- Objective
Return each line of the records holding the string "AKCAN".

--- BEGIN Exercise input ---

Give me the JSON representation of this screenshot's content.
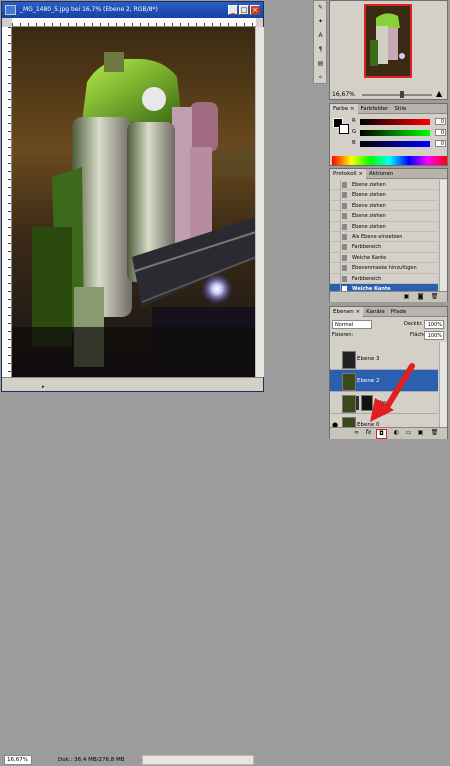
{
  "document": {
    "title": "_MG_1480_5.jpg bei 16,7% (Ebene 2, RGB/8*)",
    "zoom": "16,67%",
    "doc_info": "Dok.: 36,4 MB/276,8 MB"
  },
  "navigator": {
    "zoom": "16,67%"
  },
  "color_panel": {
    "tabs": [
      "Farbe ×",
      "Farbfelder",
      "Stile"
    ],
    "labels": [
      "R",
      "G",
      "B"
    ],
    "values": [
      "0",
      "0",
      "0"
    ]
  },
  "history_panel": {
    "tabs": [
      "Protokoll ×",
      "Aktionen"
    ],
    "items": [
      "Ebene ziehen",
      "Ebene ziehen",
      "Ebene ziehen",
      "Ebene ziehen",
      "Ebene ziehen",
      "Als Ebene einsetzen",
      "Farbbereich",
      "Weiche Kante",
      "Ebenenmaske hinzufügen",
      "Farbbereich",
      "Weiche Kante"
    ],
    "selected_index": 10
  },
  "layers_panel": {
    "tabs": [
      "Ebenen ×",
      "Kanäle",
      "Pfade"
    ],
    "blend_mode": "Normal",
    "opacity_label": "Deckkr.",
    "opacity": "100%",
    "lock_label": "Fixieren:",
    "fill_label": "Fläche:",
    "fill": "100%",
    "layers": [
      {
        "name": "Ebene 3"
      },
      {
        "name": "Ebene 2"
      },
      {
        "name": "Ebe"
      },
      {
        "name": "Ebene 0"
      }
    ],
    "selected_layer": 1
  },
  "colors": {
    "highlight": "#2d5fb0",
    "arrow": "#e02020",
    "titlebar": "#1941a5"
  }
}
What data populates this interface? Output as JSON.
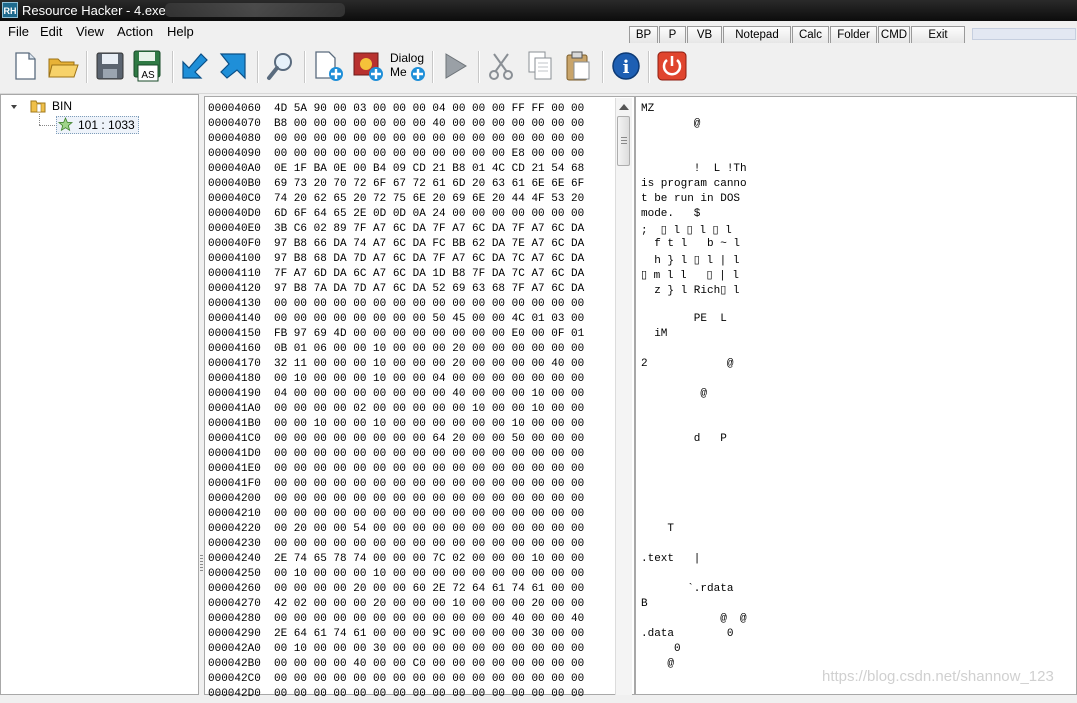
{
  "window": {
    "app_icon": "RH",
    "title": "Resource Hacker - 4.exe"
  },
  "menu": [
    "File",
    "Edit",
    "View",
    "Action",
    "Help"
  ],
  "quick_buttons": [
    "BP",
    "P",
    "VB",
    "Notepad",
    "Calc",
    "Folder",
    "CMD",
    "Exit"
  ],
  "toolbar": [
    {
      "name": "new-file-icon"
    },
    {
      "name": "open-folder-icon"
    },
    {
      "name": "save-icon"
    },
    {
      "name": "save-as-icon",
      "label": "AS"
    },
    {
      "name": "compile-icon"
    },
    {
      "name": "goto-icon"
    },
    {
      "name": "find-icon"
    },
    {
      "name": "add-resource-icon"
    },
    {
      "name": "add-image-icon"
    },
    {
      "name": "dialog-menu-icon",
      "label1": "Dialog",
      "label2": "Me"
    },
    {
      "name": "play-icon"
    },
    {
      "name": "cut-icon"
    },
    {
      "name": "copy-icon"
    },
    {
      "name": "paste-icon"
    },
    {
      "name": "info-icon",
      "label": "i"
    },
    {
      "name": "power-icon"
    }
  ],
  "tree": {
    "root": "BIN",
    "child": "101 : 1033"
  },
  "hex_rows": [
    {
      "addr": "00004060",
      "bytes": "4D 5A 90 00 03 00 00 00 04 00 00 00 FF FF 00 00"
    },
    {
      "addr": "00004070",
      "bytes": "B8 00 00 00 00 00 00 00 40 00 00 00 00 00 00 00"
    },
    {
      "addr": "00004080",
      "bytes": "00 00 00 00 00 00 00 00 00 00 00 00 00 00 00 00"
    },
    {
      "addr": "00004090",
      "bytes": "00 00 00 00 00 00 00 00 00 00 00 00 E8 00 00 00"
    },
    {
      "addr": "000040A0",
      "bytes": "0E 1F BA 0E 00 B4 09 CD 21 B8 01 4C CD 21 54 68"
    },
    {
      "addr": "000040B0",
      "bytes": "69 73 20 70 72 6F 67 72 61 6D 20 63 61 6E 6E 6F"
    },
    {
      "addr": "000040C0",
      "bytes": "74 20 62 65 20 72 75 6E 20 69 6E 20 44 4F 53 20"
    },
    {
      "addr": "000040D0",
      "bytes": "6D 6F 64 65 2E 0D 0D 0A 24 00 00 00 00 00 00 00"
    },
    {
      "addr": "000040E0",
      "bytes": "3B C6 02 89 7F A7 6C DA 7F A7 6C DA 7F A7 6C DA"
    },
    {
      "addr": "000040F0",
      "bytes": "97 B8 66 DA 74 A7 6C DA FC BB 62 DA 7E A7 6C DA"
    },
    {
      "addr": "00004100",
      "bytes": "97 B8 68 DA 7D A7 6C DA 7F A7 6C DA 7C A7 6C DA"
    },
    {
      "addr": "00004110",
      "bytes": "7F A7 6D DA 6C A7 6C DA 1D B8 7F DA 7C A7 6C DA"
    },
    {
      "addr": "00004120",
      "bytes": "97 B8 7A DA 7D A7 6C DA 52 69 63 68 7F A7 6C DA"
    },
    {
      "addr": "00004130",
      "bytes": "00 00 00 00 00 00 00 00 00 00 00 00 00 00 00 00"
    },
    {
      "addr": "00004140",
      "bytes": "00 00 00 00 00 00 00 00 50 45 00 00 4C 01 03 00"
    },
    {
      "addr": "00004150",
      "bytes": "FB 97 69 4D 00 00 00 00 00 00 00 00 E0 00 0F 01"
    },
    {
      "addr": "00004160",
      "bytes": "0B 01 06 00 00 10 00 00 00 20 00 00 00 00 00 00"
    },
    {
      "addr": "00004170",
      "bytes": "32 11 00 00 00 10 00 00 00 20 00 00 00 00 40 00"
    },
    {
      "addr": "00004180",
      "bytes": "00 10 00 00 00 10 00 00 04 00 00 00 00 00 00 00"
    },
    {
      "addr": "00004190",
      "bytes": "04 00 00 00 00 00 00 00 00 40 00 00 00 10 00 00"
    },
    {
      "addr": "000041A0",
      "bytes": "00 00 00 00 02 00 00 00 00 00 10 00 00 10 00 00"
    },
    {
      "addr": "000041B0",
      "bytes": "00 00 10 00 00 10 00 00 00 00 00 00 10 00 00 00"
    },
    {
      "addr": "000041C0",
      "bytes": "00 00 00 00 00 00 00 00 64 20 00 00 50 00 00 00"
    },
    {
      "addr": "000041D0",
      "bytes": "00 00 00 00 00 00 00 00 00 00 00 00 00 00 00 00"
    },
    {
      "addr": "000041E0",
      "bytes": "00 00 00 00 00 00 00 00 00 00 00 00 00 00 00 00"
    },
    {
      "addr": "000041F0",
      "bytes": "00 00 00 00 00 00 00 00 00 00 00 00 00 00 00 00"
    },
    {
      "addr": "00004200",
      "bytes": "00 00 00 00 00 00 00 00 00 00 00 00 00 00 00 00"
    },
    {
      "addr": "00004210",
      "bytes": "00 00 00 00 00 00 00 00 00 00 00 00 00 00 00 00"
    },
    {
      "addr": "00004220",
      "bytes": "00 20 00 00 54 00 00 00 00 00 00 00 00 00 00 00"
    },
    {
      "addr": "00004230",
      "bytes": "00 00 00 00 00 00 00 00 00 00 00 00 00 00 00 00"
    },
    {
      "addr": "00004240",
      "bytes": "2E 74 65 78 74 00 00 00 7C 02 00 00 00 10 00 00"
    },
    {
      "addr": "00004250",
      "bytes": "00 10 00 00 00 10 00 00 00 00 00 00 00 00 00 00"
    },
    {
      "addr": "00004260",
      "bytes": "00 00 00 00 20 00 00 60 2E 72 64 61 74 61 00 00"
    },
    {
      "addr": "00004270",
      "bytes": "42 02 00 00 00 20 00 00 00 10 00 00 00 20 00 00"
    },
    {
      "addr": "00004280",
      "bytes": "00 00 00 00 00 00 00 00 00 00 00 00 40 00 00 40"
    },
    {
      "addr": "00004290",
      "bytes": "2E 64 61 74 61 00 00 00 9C 00 00 00 00 30 00 00"
    },
    {
      "addr": "000042A0",
      "bytes": "00 10 00 00 00 30 00 00 00 00 00 00 00 00 00 00"
    },
    {
      "addr": "000042B0",
      "bytes": "00 00 00 00 40 00 00 C0 00 00 00 00 00 00 00 00"
    },
    {
      "addr": "000042C0",
      "bytes": "00 00 00 00 00 00 00 00 00 00 00 00 00 00 00 00"
    },
    {
      "addr": "000042D0",
      "bytes": "00 00 00 00 00 00 00 00 00 00 00 00 00 00 00 00"
    }
  ],
  "text_rows": [
    "MZ",
    "        @",
    "",
    "",
    "        !  L !Th",
    "is program canno",
    "t be run in DOS",
    "mode.   $",
    ";  ▯ l ▯ l ▯ l",
    "  f t l   b ~ l",
    "  h } l ▯ l | l",
    "▯ m l l   ▯ | l",
    "  z } l Rich▯ l",
    "",
    "        PE  L",
    "  iM",
    "",
    "2            @",
    "",
    "         @",
    "",
    "",
    "        d   P",
    "",
    "",
    "",
    "",
    "",
    "    T",
    "",
    ".text   |",
    "",
    "       `.rdata",
    "B",
    "            @  @",
    ".data        0",
    "     0",
    "    @",
    "",
    ""
  ],
  "watermark": "https://blog.csdn.net/shannow_123"
}
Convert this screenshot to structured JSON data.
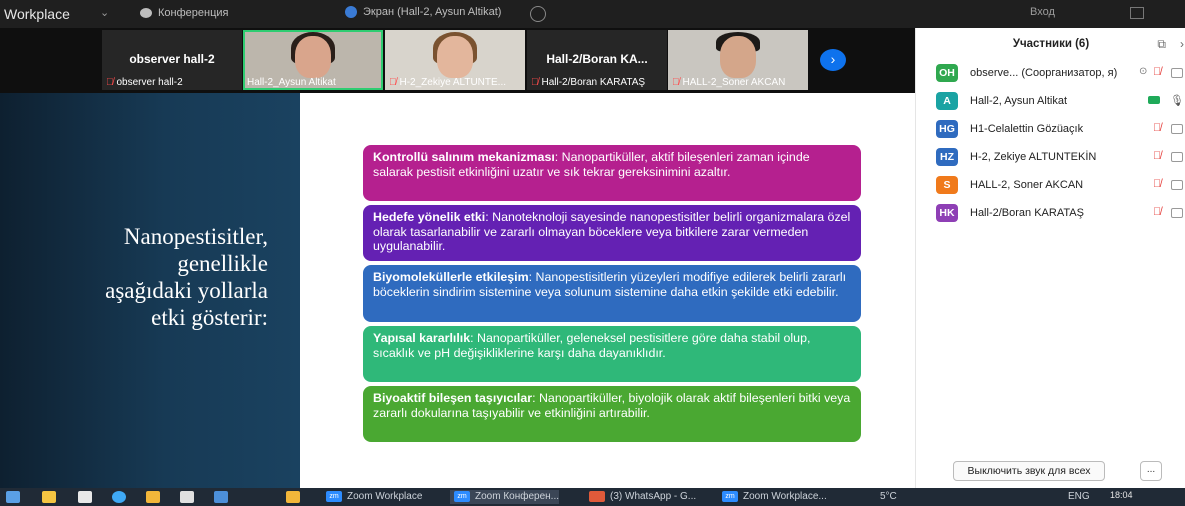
{
  "titlebar": {
    "app_name": "Workplace",
    "meeting_label": "Конференция",
    "screen_label": "Экран (Hall-2, Aysun Altikat)",
    "login": "Вход"
  },
  "videos": [
    {
      "big_name": "observer hall-2",
      "caption": "observer hall-2",
      "has_video": false
    },
    {
      "big_name": "",
      "caption": "Hall-2_Aysun Altikat",
      "has_video": true,
      "active": true
    },
    {
      "big_name": "",
      "caption": "H-2_Zekiye ALTUNTE...",
      "has_video": true
    },
    {
      "big_name": "Hall-2/Boran KA...",
      "caption": "Hall-2/Boran KARATAŞ",
      "has_video": false
    },
    {
      "big_name": "",
      "caption": "HALL-2_Soner AKCAN",
      "has_video": true
    }
  ],
  "slide": {
    "headline_lines": [
      "Nanopestisitler,",
      "genellikle",
      "aşağıdaki yollarla",
      "etki gösterir:"
    ],
    "cards": [
      {
        "title": "Kontrollü salınım mekanizması",
        "text": ": Nanopartiküller, aktif bileşenleri zaman içinde salarak pestisit etkinliğini uzatır ve sık tekrar gereksinimini azaltır.",
        "color": "#b5208f"
      },
      {
        "title": "Hedefe yönelik etki",
        "text": ": Nanoteknoloji sayesinde nanopestisitler belirli organizmalara özel olarak tasarlanabilir ve zararlı olmayan böceklere veya bitkilere zarar vermeden uygulanabilir.",
        "color": "#6421b3"
      },
      {
        "title": "Biyomoleküllerle etkileşim",
        "text": ": Nanopestisitlerin yüzeyleri modifiye edilerek belirli zararlı böceklerin sindirim sistemine veya solunum sistemine daha etkin şekilde etki edebilir.",
        "color": "#2f6bbf"
      },
      {
        "title": "Yapısal kararlılık",
        "text": ": Nanopartiküller, geleneksel pestisitlere göre daha stabil olup, sıcaklık ve pH değişikliklerine karşı daha dayanıklıdır.",
        "color": "#2fb879"
      },
      {
        "title": "Biyoaktif bileşen taşıyıcılar",
        "text": ": Nanopartiküller, biyolojik olarak aktif bileşenleri bitki veya zararlı dokularına taşıyabilir ve etkinliğini artırabilir.",
        "color": "#4aa832"
      }
    ]
  },
  "participants": {
    "title": "Участники (6)",
    "list": [
      {
        "initials": "OH",
        "name": "observe... (Соорганизатор, я)",
        "color": "#2fa84f",
        "muted": true
      },
      {
        "initials": "A",
        "name": "Hall-2, Aysun Altikat",
        "color": "#1aa3a3",
        "muted": false
      },
      {
        "initials": "HG",
        "name": "H1-Celalettin Gözüaçık",
        "color": "#2f6bbf",
        "muted": true
      },
      {
        "initials": "HZ",
        "name": "H-2, Zekiye ALTUNTEKİN",
        "color": "#2f6bbf",
        "muted": true
      },
      {
        "initials": "S",
        "name": "HALL-2, Soner AKCAN",
        "color": "#f07a1b",
        "muted": true
      },
      {
        "initials": "HK",
        "name": "Hall-2/Boran KARATAŞ",
        "color": "#8e3fb5",
        "muted": true
      }
    ],
    "mute_all": "Выключить звук для всех",
    "more": "..."
  },
  "taskbar": {
    "items": [
      {
        "label": "Zoom Workplace",
        "active": false
      },
      {
        "label": "Zoom Конферен...",
        "active": true
      },
      {
        "label": "(3) WhatsApp - G...",
        "active": false
      },
      {
        "label": "Zoom Workplace...",
        "active": false
      }
    ],
    "temp": "5°C",
    "lang": "ENG",
    "time": "18:04"
  }
}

--- END Exercise input ---

- Full output
      "caption": "HALL-2_Soner AKCAN",
        "name": "HALL-2, Soner AKCAN",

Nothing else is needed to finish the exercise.